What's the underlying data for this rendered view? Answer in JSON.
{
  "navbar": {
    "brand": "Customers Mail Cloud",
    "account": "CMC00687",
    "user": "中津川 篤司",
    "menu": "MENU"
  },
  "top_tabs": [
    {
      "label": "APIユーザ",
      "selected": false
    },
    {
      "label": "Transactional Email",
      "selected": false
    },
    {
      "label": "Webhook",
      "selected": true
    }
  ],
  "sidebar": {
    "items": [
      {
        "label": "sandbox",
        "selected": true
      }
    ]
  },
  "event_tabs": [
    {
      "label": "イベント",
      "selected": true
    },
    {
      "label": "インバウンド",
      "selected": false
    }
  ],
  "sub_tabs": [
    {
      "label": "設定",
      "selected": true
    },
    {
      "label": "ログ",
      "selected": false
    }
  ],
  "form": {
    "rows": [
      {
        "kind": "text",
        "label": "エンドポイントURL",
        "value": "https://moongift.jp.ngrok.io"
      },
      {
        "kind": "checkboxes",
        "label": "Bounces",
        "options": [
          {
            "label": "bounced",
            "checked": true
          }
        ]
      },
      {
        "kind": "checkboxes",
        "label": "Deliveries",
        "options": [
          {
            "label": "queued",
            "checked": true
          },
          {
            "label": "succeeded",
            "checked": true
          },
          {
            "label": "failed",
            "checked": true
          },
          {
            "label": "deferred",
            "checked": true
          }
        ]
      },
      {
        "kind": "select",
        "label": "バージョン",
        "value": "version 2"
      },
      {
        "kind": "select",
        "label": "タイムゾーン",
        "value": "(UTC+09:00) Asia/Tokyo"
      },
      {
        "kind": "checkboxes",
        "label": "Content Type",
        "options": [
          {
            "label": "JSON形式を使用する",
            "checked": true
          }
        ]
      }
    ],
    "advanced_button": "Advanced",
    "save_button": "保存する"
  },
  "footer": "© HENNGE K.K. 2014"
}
◆ ◆ ◆ ◆
Brief> Every line of the records above needs to be given again exactly.

Exercise response>
What's the underlying data for this rendered view? Answer in JSON.
{
  "navbar": {
    "brand": "Customers Mail Cloud",
    "account": "CMC00687",
    "user": "中津川 篤司",
    "menu": "MENU"
  },
  "top_tabs": [
    {
      "label": "APIユーザ",
      "selected": false
    },
    {
      "label": "Transactional Email",
      "selected": false
    },
    {
      "label": "Webhook",
      "selected": true
    }
  ],
  "sidebar": {
    "items": [
      {
        "label": "sandbox",
        "selected": true
      }
    ]
  },
  "event_tabs": [
    {
      "label": "イベント",
      "selected": true
    },
    {
      "label": "インバウンド",
      "selected": false
    }
  ],
  "sub_tabs": [
    {
      "label": "設定",
      "selected": true
    },
    {
      "label": "ログ",
      "selected": false
    }
  ],
  "form": {
    "rows": [
      {
        "kind": "text",
        "label": "エンドポイントURL",
        "value": "https://moongift.jp.ngrok.io"
      },
      {
        "kind": "checkboxes",
        "label": "Bounces",
        "options": [
          {
            "label": "bounced",
            "checked": true
          }
        ]
      },
      {
        "kind": "checkboxes",
        "label": "Deliveries",
        "options": [
          {
            "label": "queued",
            "checked": true
          },
          {
            "label": "succeeded",
            "checked": true
          },
          {
            "label": "failed",
            "checked": true
          },
          {
            "label": "deferred",
            "checked": true
          }
        ]
      },
      {
        "kind": "select",
        "label": "バージョン",
        "value": "version 2"
      },
      {
        "kind": "select",
        "label": "タイムゾーン",
        "value": "(UTC+09:00) Asia/Tokyo"
      },
      {
        "kind": "checkboxes",
        "label": "Content Type",
        "options": [
          {
            "label": "JSON形式を使用する",
            "checked": true
          }
        ]
      }
    ],
    "advanced_button": "Advanced",
    "save_button": "保存する"
  },
  "footer": "© HENNGE K.K. 2014"
}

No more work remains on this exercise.